Give every line back verbatim, dropping all images.

Data excerpts
::::::::

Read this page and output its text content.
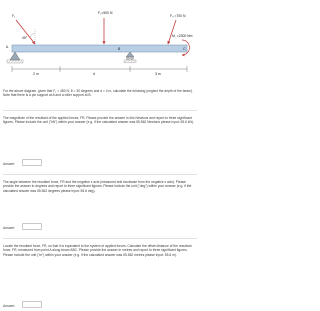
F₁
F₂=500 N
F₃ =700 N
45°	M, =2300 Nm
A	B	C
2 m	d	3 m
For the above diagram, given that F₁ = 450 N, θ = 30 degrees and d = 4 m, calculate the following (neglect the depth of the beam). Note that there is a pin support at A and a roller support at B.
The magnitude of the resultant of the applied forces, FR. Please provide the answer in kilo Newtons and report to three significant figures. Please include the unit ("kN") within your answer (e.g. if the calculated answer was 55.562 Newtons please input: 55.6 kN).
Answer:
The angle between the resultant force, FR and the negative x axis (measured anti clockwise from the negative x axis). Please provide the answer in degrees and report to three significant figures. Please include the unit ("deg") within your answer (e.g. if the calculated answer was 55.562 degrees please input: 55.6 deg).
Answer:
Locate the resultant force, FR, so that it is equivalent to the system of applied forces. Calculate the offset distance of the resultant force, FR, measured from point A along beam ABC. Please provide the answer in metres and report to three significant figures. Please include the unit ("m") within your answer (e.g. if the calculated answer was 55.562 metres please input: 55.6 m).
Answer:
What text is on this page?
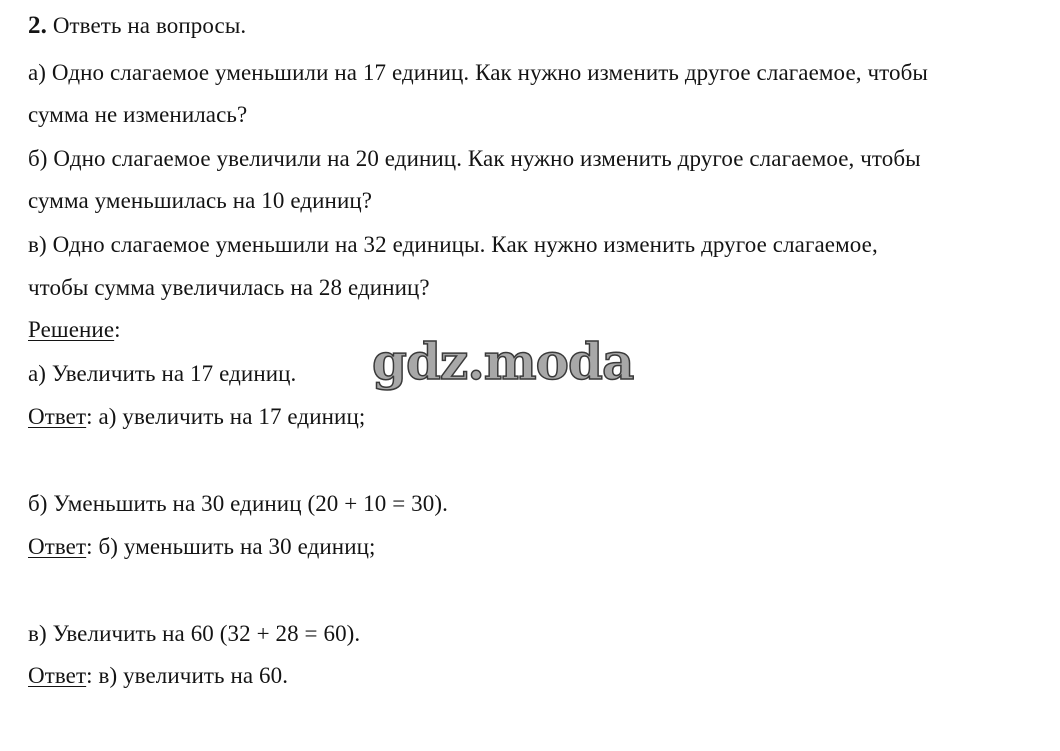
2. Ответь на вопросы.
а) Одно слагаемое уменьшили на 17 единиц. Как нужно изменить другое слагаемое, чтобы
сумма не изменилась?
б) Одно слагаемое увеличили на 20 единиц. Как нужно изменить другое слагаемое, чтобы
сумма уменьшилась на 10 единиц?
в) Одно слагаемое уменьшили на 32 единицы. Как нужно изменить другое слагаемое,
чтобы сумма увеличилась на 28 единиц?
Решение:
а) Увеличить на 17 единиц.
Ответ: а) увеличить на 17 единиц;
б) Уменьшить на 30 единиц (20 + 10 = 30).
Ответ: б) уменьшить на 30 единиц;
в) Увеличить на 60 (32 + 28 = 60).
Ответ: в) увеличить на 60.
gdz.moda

::::::::

__Task output__
Read this page and output its text content.
F₁
F₂=500 N
F₃ =700 N
45°	M, =2300 Nm
A	B	C
2 m	d	3 m
For the above diagram, given that F₁ = 450 N, θ = 30 degrees and d = 4 m, calculate the following (neglect the depth of the beam). Note that there is a pin support at A and a roller support at B.
The magnitude of the resultant of the applied forces, FR. Please provide the answer in kilo Newtons and report to three significant figures. Please include the unit ("kN") within your answer (e.g. if the calculated answer was 55.562 Newtons please input: 55.6 kN).
Answer:
The angle between the resultant force, FR and the negative x axis (measured anti clockwise from the negative x axis). Please provide the answer in degrees and report to three significant figures. Please include the unit ("deg") within your answer (e.g. if the calculated answer was 55.562 degrees please input: 55.6 deg).
Answer:
Locate the resultant force, FR, so that it is equivalent to the system of applied forces. Calculate the offset distance of the resultant force, FR, measured from point A along beam ABC. Please provide the answer in metres and report to three significant figures. Please include the unit ("m") within your answer (e.g. if the calculated answer was 55.562 metres please input: 55.6 m).
Answer:
What text is on this page?
2. Ответь на вопросы.
а) Одно слагаемое уменьшили на 17 единиц. Как нужно изменить другое слагаемое, чтобы
сумма не изменилась?
б) Одно слагаемое увеличили на 20 единиц. Как нужно изменить другое слагаемое, чтобы
сумма уменьшилась на 10 единиц?
в) Одно слагаемое уменьшили на 32 единицы. Как нужно изменить другое слагаемое,
чтобы сумма увеличилась на 28 единиц?
Решение:
а) Увеличить на 17 единиц.
Ответ: а) увеличить на 17 единиц;
б) Уменьшить на 30 единиц (20 + 10 = 30).
Ответ: б) уменьшить на 30 единиц;
в) Увеличить на 60 (32 + 28 = 60).
Ответ: в) увеличить на 60.
gdz.moda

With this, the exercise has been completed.